*Work to do*: Please print the full listing exactly.

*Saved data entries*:
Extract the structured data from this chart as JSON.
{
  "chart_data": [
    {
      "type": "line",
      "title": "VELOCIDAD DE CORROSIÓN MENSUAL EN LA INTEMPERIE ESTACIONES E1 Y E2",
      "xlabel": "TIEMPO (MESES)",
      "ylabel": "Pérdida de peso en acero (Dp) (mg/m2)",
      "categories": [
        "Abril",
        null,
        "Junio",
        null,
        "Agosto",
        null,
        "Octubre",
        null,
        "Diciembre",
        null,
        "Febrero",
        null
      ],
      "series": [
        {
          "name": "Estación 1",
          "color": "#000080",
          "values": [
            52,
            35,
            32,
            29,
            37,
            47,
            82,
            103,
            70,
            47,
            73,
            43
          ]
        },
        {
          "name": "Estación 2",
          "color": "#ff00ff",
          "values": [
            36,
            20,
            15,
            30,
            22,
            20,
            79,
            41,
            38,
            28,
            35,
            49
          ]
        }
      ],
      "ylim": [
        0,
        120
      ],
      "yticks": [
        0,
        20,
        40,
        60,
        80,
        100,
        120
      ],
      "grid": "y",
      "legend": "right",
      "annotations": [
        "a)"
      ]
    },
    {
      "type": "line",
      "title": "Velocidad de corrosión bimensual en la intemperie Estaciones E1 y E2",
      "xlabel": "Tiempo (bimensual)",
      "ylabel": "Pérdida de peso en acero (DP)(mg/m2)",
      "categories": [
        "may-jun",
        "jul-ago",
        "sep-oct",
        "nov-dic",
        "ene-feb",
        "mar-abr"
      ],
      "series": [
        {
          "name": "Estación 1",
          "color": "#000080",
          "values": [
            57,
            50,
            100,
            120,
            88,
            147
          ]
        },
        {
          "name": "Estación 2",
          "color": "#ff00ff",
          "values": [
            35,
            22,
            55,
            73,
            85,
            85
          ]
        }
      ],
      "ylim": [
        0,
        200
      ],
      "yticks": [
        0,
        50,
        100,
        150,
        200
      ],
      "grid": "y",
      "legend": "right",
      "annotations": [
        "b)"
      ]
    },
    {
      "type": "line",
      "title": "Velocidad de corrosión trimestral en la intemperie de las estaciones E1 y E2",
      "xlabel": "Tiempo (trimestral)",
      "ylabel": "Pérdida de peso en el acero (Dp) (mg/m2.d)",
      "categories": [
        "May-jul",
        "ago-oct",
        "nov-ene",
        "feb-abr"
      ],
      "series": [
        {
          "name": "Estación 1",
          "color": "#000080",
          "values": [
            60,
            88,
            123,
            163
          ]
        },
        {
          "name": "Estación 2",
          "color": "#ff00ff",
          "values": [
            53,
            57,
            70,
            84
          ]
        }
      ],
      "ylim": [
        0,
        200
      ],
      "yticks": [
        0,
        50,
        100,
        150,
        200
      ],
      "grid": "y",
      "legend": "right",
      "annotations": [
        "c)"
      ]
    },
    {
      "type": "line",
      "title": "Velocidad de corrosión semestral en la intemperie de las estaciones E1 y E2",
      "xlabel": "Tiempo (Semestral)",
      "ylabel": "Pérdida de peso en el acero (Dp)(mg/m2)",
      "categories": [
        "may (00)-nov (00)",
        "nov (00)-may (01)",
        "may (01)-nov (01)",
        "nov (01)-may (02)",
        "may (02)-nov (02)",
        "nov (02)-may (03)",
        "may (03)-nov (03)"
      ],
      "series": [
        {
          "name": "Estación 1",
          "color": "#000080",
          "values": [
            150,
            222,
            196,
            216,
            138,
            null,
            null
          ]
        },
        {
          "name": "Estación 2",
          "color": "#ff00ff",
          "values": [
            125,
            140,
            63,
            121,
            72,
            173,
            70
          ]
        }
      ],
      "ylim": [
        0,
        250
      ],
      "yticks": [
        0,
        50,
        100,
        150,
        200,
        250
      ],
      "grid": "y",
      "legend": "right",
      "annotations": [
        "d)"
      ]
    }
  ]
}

*Worked answer*:
Extract the structured data from this chart as JSON.
{
  "chart_data": [
    {
      "type": "line",
      "title": "VELOCIDAD DE CORROSIÓN MENSUAL EN LA INTEMPERIE ESTACIONES E1 Y E2",
      "xlabel": "TIEMPO (MESES)",
      "ylabel": "Pérdida de peso en acero (Dp) (mg/m2)",
      "categories": [
        "Abril",
        null,
        "Junio",
        null,
        "Agosto",
        null,
        "Octubre",
        null,
        "Diciembre",
        null,
        "Febrero",
        null
      ],
      "series": [
        {
          "name": "Estación 1",
          "color": "#000080",
          "values": [
            52,
            35,
            32,
            29,
            37,
            47,
            82,
            103,
            70,
            47,
            73,
            43
          ]
        },
        {
          "name": "Estación 2",
          "color": "#ff00ff",
          "values": [
            36,
            20,
            15,
            30,
            22,
            20,
            79,
            41,
            38,
            28,
            35,
            49
          ]
        }
      ],
      "ylim": [
        0,
        120
      ],
      "yticks": [
        0,
        20,
        40,
        60,
        80,
        100,
        120
      ],
      "grid": "y",
      "legend": "right",
      "annotations": [
        "a)"
      ]
    },
    {
      "type": "line",
      "title": "Velocidad de corrosión bimensual en la intemperie Estaciones E1 y E2",
      "xlabel": "Tiempo (bimensual)",
      "ylabel": "Pérdida de peso en acero (DP)(mg/m2)",
      "categories": [
        "may-jun",
        "jul-ago",
        "sep-oct",
        "nov-dic",
        "ene-feb",
        "mar-abr"
      ],
      "series": [
        {
          "name": "Estación 1",
          "color": "#000080",
          "values": [
            57,
            50,
            100,
            120,
            88,
            147
          ]
        },
        {
          "name": "Estación 2",
          "color": "#ff00ff",
          "values": [
            35,
            22,
            55,
            73,
            85,
            85
          ]
        }
      ],
      "ylim": [
        0,
        200
      ],
      "yticks": [
        0,
        50,
        100,
        150,
        200
      ],
      "grid": "y",
      "legend": "right",
      "annotations": [
        "b)"
      ]
    },
    {
      "type": "line",
      "title": "Velocidad de corrosión trimestral en la intemperie de las estaciones E1 y E2",
      "xlabel": "Tiempo (trimestral)",
      "ylabel": "Pérdida de peso en el acero (Dp) (mg/m2.d)",
      "categories": [
        "May-jul",
        "ago-oct",
        "nov-ene",
        "feb-abr"
      ],
      "series": [
        {
          "name": "Estación 1",
          "color": "#000080",
          "values": [
            60,
            88,
            123,
            163
          ]
        },
        {
          "name": "Estación 2",
          "color": "#ff00ff",
          "values": [
            53,
            57,
            70,
            84
          ]
        }
      ],
      "ylim": [
        0,
        200
      ],
      "yticks": [
        0,
        50,
        100,
        150,
        200
      ],
      "grid": "y",
      "legend": "right",
      "annotations": [
        "c)"
      ]
    },
    {
      "type": "line",
      "title": "Velocidad de corrosión semestral en la intemperie de las estaciones E1 y E2",
      "xlabel": "Tiempo (Semestral)",
      "ylabel": "Pérdida de peso en el acero (Dp)(mg/m2)",
      "categories": [
        "may (00)-nov (00)",
        "nov (00)-may (01)",
        "may (01)-nov (01)",
        "nov (01)-may (02)",
        "may (02)-nov (02)",
        "nov (02)-may (03)",
        "may (03)-nov (03)"
      ],
      "series": [
        {
          "name": "Estación 1",
          "color": "#000080",
          "values": [
            150,
            222,
            196,
            216,
            138,
            null,
            null
          ]
        },
        {
          "name": "Estación 2",
          "color": "#ff00ff",
          "values": [
            125,
            140,
            63,
            121,
            72,
            173,
            70
          ]
        }
      ],
      "ylim": [
        0,
        250
      ],
      "yticks": [
        0,
        50,
        100,
        150,
        200,
        250
      ],
      "grid": "y",
      "legend": "right",
      "annotations": [
        "d)"
      ]
    }
  ]
}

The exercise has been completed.